▶ EXERCISE BRIEF:
Search the records for the word "writing" and report each line that has it.

##### MATERIAL PROVIDED

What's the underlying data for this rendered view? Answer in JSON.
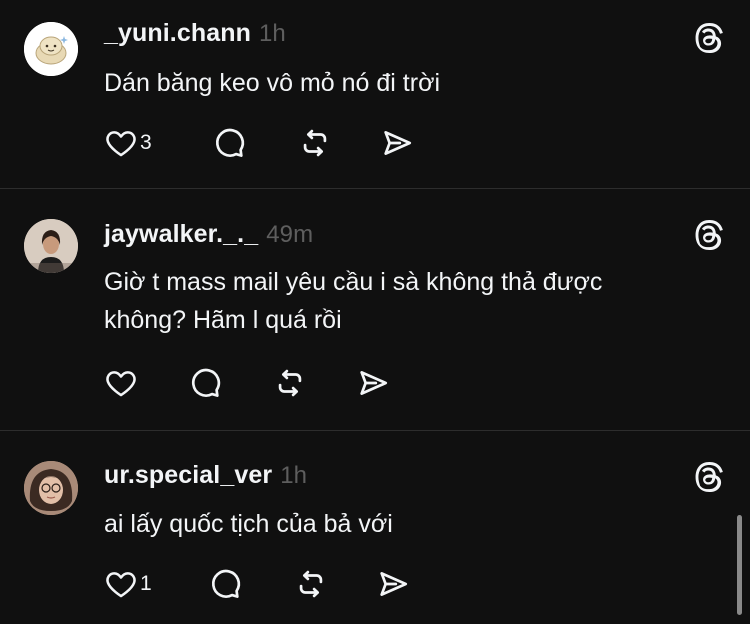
{
  "posts": [
    {
      "username": "_yuni.chann",
      "time": "1h",
      "text": "Dán băng keo vô mỏ nó đi trời",
      "likes": "3"
    },
    {
      "username": "jaywalker._._",
      "time": "49m",
      "text": "Giờ t mass mail yêu cầu i sà không thả được\nkhông? Hãm l quá rồi",
      "likes": ""
    },
    {
      "username": "ur.special_ver",
      "time": "1h",
      "text": "ai lấy quốc tịch của bả với",
      "likes": "1"
    }
  ],
  "icons": {
    "like": "heart-icon",
    "comment": "comment-icon",
    "repost": "repost-icon",
    "share": "send-icon",
    "brand": "threads-icon"
  },
  "colors": {
    "background": "#101010",
    "text": "#f3f5f7",
    "muted": "#5e5e5e",
    "divider": "#2d2d2d"
  }
}
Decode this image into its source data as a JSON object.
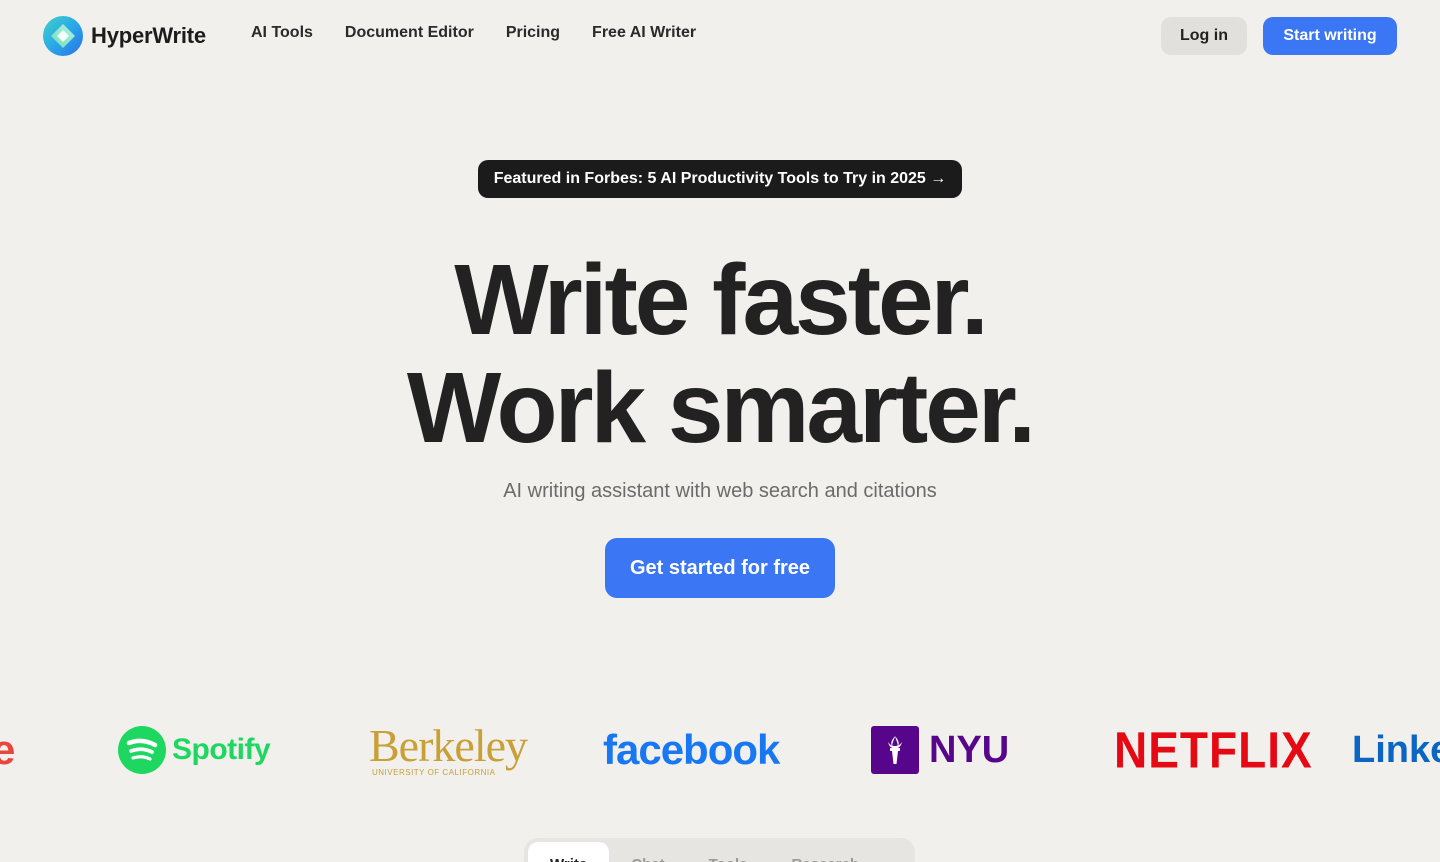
{
  "nav": {
    "brand": "HyperWrite",
    "links": [
      "AI Tools",
      "Document Editor",
      "Pricing",
      "Free AI Writer"
    ],
    "login": "Log in",
    "start": "Start writing"
  },
  "hero": {
    "badge": "Featured in Forbes: 5 AI Productivity Tools to Try in 2025 →",
    "headline_line1": "Write faster.",
    "headline_line2": "Work smarter.",
    "subhead": "AI writing assistant with web search and citations",
    "cta": "Get started for free"
  },
  "logos": {
    "partial_left": "e",
    "spotify": "Spotify",
    "berkeley": "Berkeley",
    "berkeley_sub": "UNIVERSITY OF CALIFORNIA",
    "facebook": "facebook",
    "nyu": "NYU",
    "netflix": "NETFLIX",
    "linkedin_partial": "Linke"
  },
  "tabs": [
    "Write",
    "Chat",
    "Tools",
    "Research"
  ],
  "colors": {
    "background": "#f2f0ed",
    "accent": "#3b76f5",
    "badge": "#1b1b1b",
    "spotify": "#1ed760",
    "berkeley": "#c8a037",
    "facebook": "#1877f2",
    "nyu": "#57068c",
    "netflix": "#e50914",
    "linkedin": "#0a66c2"
  },
  "icons": {
    "brand": "hyperwrite-logo-icon",
    "spotify": "spotify-icon",
    "nyu": "nyu-torch-icon"
  }
}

##########

▶ SOLUTION TO THE EXERCISE:
    "start": "Start writing"
    "subhead": "AI writing assistant with web search and citations",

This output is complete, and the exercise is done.